Output the records. Match them exactly.
──────
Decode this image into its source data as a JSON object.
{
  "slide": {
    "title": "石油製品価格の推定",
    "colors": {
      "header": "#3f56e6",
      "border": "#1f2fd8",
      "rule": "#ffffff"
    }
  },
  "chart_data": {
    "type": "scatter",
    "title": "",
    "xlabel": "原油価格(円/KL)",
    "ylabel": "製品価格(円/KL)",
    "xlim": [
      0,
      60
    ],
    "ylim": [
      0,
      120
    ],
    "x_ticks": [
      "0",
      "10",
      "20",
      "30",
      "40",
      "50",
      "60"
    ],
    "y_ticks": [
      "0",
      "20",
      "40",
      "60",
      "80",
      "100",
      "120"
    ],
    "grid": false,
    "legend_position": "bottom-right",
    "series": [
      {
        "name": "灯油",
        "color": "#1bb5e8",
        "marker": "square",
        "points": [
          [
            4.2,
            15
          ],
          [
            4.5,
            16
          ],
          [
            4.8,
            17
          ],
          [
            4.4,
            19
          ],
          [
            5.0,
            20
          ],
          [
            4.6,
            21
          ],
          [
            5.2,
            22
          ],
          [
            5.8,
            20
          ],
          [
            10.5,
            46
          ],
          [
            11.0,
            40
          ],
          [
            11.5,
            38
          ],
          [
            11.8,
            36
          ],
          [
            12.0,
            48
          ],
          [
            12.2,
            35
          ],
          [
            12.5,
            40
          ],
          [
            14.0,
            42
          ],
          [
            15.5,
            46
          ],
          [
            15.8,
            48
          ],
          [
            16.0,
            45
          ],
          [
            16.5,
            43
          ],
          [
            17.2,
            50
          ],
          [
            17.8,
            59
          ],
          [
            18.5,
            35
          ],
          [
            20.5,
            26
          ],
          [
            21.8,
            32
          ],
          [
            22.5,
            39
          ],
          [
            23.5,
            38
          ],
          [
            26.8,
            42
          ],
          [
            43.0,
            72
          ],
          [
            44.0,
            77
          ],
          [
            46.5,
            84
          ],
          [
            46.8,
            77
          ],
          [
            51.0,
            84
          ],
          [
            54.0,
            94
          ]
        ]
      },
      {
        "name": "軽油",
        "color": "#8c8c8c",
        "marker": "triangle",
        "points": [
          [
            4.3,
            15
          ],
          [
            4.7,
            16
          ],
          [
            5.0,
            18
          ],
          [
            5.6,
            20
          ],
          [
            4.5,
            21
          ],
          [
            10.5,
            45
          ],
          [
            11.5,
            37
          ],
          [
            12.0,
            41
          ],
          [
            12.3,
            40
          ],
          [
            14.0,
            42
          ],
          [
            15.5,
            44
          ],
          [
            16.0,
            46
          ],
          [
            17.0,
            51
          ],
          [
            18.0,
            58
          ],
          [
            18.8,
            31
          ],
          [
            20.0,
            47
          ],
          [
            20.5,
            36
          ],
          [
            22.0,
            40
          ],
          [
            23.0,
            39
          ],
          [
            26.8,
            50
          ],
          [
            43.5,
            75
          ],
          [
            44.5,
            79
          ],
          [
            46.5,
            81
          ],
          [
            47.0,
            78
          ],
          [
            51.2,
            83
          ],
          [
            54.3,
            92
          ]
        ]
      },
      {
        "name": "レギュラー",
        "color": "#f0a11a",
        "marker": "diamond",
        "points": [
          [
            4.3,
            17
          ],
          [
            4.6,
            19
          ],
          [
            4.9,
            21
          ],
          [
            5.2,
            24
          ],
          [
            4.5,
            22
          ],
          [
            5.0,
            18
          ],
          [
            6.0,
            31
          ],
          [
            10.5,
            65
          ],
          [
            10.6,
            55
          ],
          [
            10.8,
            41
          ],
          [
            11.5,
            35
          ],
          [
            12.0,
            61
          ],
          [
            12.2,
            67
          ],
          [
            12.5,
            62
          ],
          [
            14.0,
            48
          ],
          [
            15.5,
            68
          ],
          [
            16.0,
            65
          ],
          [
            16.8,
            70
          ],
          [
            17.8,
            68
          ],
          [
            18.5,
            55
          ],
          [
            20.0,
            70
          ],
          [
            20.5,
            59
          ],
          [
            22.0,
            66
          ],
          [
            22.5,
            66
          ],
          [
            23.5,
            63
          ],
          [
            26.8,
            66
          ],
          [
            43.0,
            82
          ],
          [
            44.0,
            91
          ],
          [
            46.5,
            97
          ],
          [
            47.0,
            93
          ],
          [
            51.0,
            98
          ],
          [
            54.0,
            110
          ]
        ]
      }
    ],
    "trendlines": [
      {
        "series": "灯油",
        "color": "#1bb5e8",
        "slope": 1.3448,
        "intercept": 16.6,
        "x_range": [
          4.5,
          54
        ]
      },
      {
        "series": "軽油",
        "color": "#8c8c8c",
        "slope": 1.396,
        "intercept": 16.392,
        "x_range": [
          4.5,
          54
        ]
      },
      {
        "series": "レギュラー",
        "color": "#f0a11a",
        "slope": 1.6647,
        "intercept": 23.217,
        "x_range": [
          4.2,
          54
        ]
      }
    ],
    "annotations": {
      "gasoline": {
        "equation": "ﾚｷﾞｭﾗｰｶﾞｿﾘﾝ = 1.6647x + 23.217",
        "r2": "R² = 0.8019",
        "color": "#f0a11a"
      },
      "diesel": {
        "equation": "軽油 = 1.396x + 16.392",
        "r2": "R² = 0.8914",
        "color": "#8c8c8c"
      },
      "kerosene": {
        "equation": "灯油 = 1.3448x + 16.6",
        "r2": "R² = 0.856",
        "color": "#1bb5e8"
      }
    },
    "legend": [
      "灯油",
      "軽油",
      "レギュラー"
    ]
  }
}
──────
■ **Full solution**:
Decode this image into its source data as a JSON object.
{
  "slide": {
    "title": "石油製品価格の推定",
    "colors": {
      "header": "#3f56e6",
      "border": "#1f2fd8",
      "rule": "#ffffff"
    }
  },
  "chart_data": {
    "type": "scatter",
    "title": "",
    "xlabel": "原油価格(円/KL)",
    "ylabel": "製品価格(円/KL)",
    "xlim": [
      0,
      60
    ],
    "ylim": [
      0,
      120
    ],
    "x_ticks": [
      "0",
      "10",
      "20",
      "30",
      "40",
      "50",
      "60"
    ],
    "y_ticks": [
      "0",
      "20",
      "40",
      "60",
      "80",
      "100",
      "120"
    ],
    "grid": false,
    "legend_position": "bottom-right",
    "series": [
      {
        "name": "灯油",
        "color": "#1bb5e8",
        "marker": "square",
        "points": [
          [
            4.2,
            15
          ],
          [
            4.5,
            16
          ],
          [
            4.8,
            17
          ],
          [
            4.4,
            19
          ],
          [
            5.0,
            20
          ],
          [
            4.6,
            21
          ],
          [
            5.2,
            22
          ],
          [
            5.8,
            20
          ],
          [
            10.5,
            46
          ],
          [
            11.0,
            40
          ],
          [
            11.5,
            38
          ],
          [
            11.8,
            36
          ],
          [
            12.0,
            48
          ],
          [
            12.2,
            35
          ],
          [
            12.5,
            40
          ],
          [
            14.0,
            42
          ],
          [
            15.5,
            46
          ],
          [
            15.8,
            48
          ],
          [
            16.0,
            45
          ],
          [
            16.5,
            43
          ],
          [
            17.2,
            50
          ],
          [
            17.8,
            59
          ],
          [
            18.5,
            35
          ],
          [
            20.5,
            26
          ],
          [
            21.8,
            32
          ],
          [
            22.5,
            39
          ],
          [
            23.5,
            38
          ],
          [
            26.8,
            42
          ],
          [
            43.0,
            72
          ],
          [
            44.0,
            77
          ],
          [
            46.5,
            84
          ],
          [
            46.8,
            77
          ],
          [
            51.0,
            84
          ],
          [
            54.0,
            94
          ]
        ]
      },
      {
        "name": "軽油",
        "color": "#8c8c8c",
        "marker": "triangle",
        "points": [
          [
            4.3,
            15
          ],
          [
            4.7,
            16
          ],
          [
            5.0,
            18
          ],
          [
            5.6,
            20
          ],
          [
            4.5,
            21
          ],
          [
            10.5,
            45
          ],
          [
            11.5,
            37
          ],
          [
            12.0,
            41
          ],
          [
            12.3,
            40
          ],
          [
            14.0,
            42
          ],
          [
            15.5,
            44
          ],
          [
            16.0,
            46
          ],
          [
            17.0,
            51
          ],
          [
            18.0,
            58
          ],
          [
            18.8,
            31
          ],
          [
            20.0,
            47
          ],
          [
            20.5,
            36
          ],
          [
            22.0,
            40
          ],
          [
            23.0,
            39
          ],
          [
            26.8,
            50
          ],
          [
            43.5,
            75
          ],
          [
            44.5,
            79
          ],
          [
            46.5,
            81
          ],
          [
            47.0,
            78
          ],
          [
            51.2,
            83
          ],
          [
            54.3,
            92
          ]
        ]
      },
      {
        "name": "レギュラー",
        "color": "#f0a11a",
        "marker": "diamond",
        "points": [
          [
            4.3,
            17
          ],
          [
            4.6,
            19
          ],
          [
            4.9,
            21
          ],
          [
            5.2,
            24
          ],
          [
            4.5,
            22
          ],
          [
            5.0,
            18
          ],
          [
            6.0,
            31
          ],
          [
            10.5,
            65
          ],
          [
            10.6,
            55
          ],
          [
            10.8,
            41
          ],
          [
            11.5,
            35
          ],
          [
            12.0,
            61
          ],
          [
            12.2,
            67
          ],
          [
            12.5,
            62
          ],
          [
            14.0,
            48
          ],
          [
            15.5,
            68
          ],
          [
            16.0,
            65
          ],
          [
            16.8,
            70
          ],
          [
            17.8,
            68
          ],
          [
            18.5,
            55
          ],
          [
            20.0,
            70
          ],
          [
            20.5,
            59
          ],
          [
            22.0,
            66
          ],
          [
            22.5,
            66
          ],
          [
            23.5,
            63
          ],
          [
            26.8,
            66
          ],
          [
            43.0,
            82
          ],
          [
            44.0,
            91
          ],
          [
            46.5,
            97
          ],
          [
            47.0,
            93
          ],
          [
            51.0,
            98
          ],
          [
            54.0,
            110
          ]
        ]
      }
    ],
    "trendlines": [
      {
        "series": "灯油",
        "color": "#1bb5e8",
        "slope": 1.3448,
        "intercept": 16.6,
        "x_range": [
          4.5,
          54
        ]
      },
      {
        "series": "軽油",
        "color": "#8c8c8c",
        "slope": 1.396,
        "intercept": 16.392,
        "x_range": [
          4.5,
          54
        ]
      },
      {
        "series": "レギュラー",
        "color": "#f0a11a",
        "slope": 1.6647,
        "intercept": 23.217,
        "x_range": [
          4.2,
          54
        ]
      }
    ],
    "annotations": {
      "gasoline": {
        "equation": "ﾚｷﾞｭﾗｰｶﾞｿﾘﾝ = 1.6647x + 23.217",
        "r2": "R² = 0.8019",
        "color": "#f0a11a"
      },
      "diesel": {
        "equation": "軽油 = 1.396x + 16.392",
        "r2": "R² = 0.8914",
        "color": "#8c8c8c"
      },
      "kerosene": {
        "equation": "灯油 = 1.3448x + 16.6",
        "r2": "R² = 0.856",
        "color": "#1bb5e8"
      }
    },
    "legend": [
      "灯油",
      "軽油",
      "レギュラー"
    ]
  }
}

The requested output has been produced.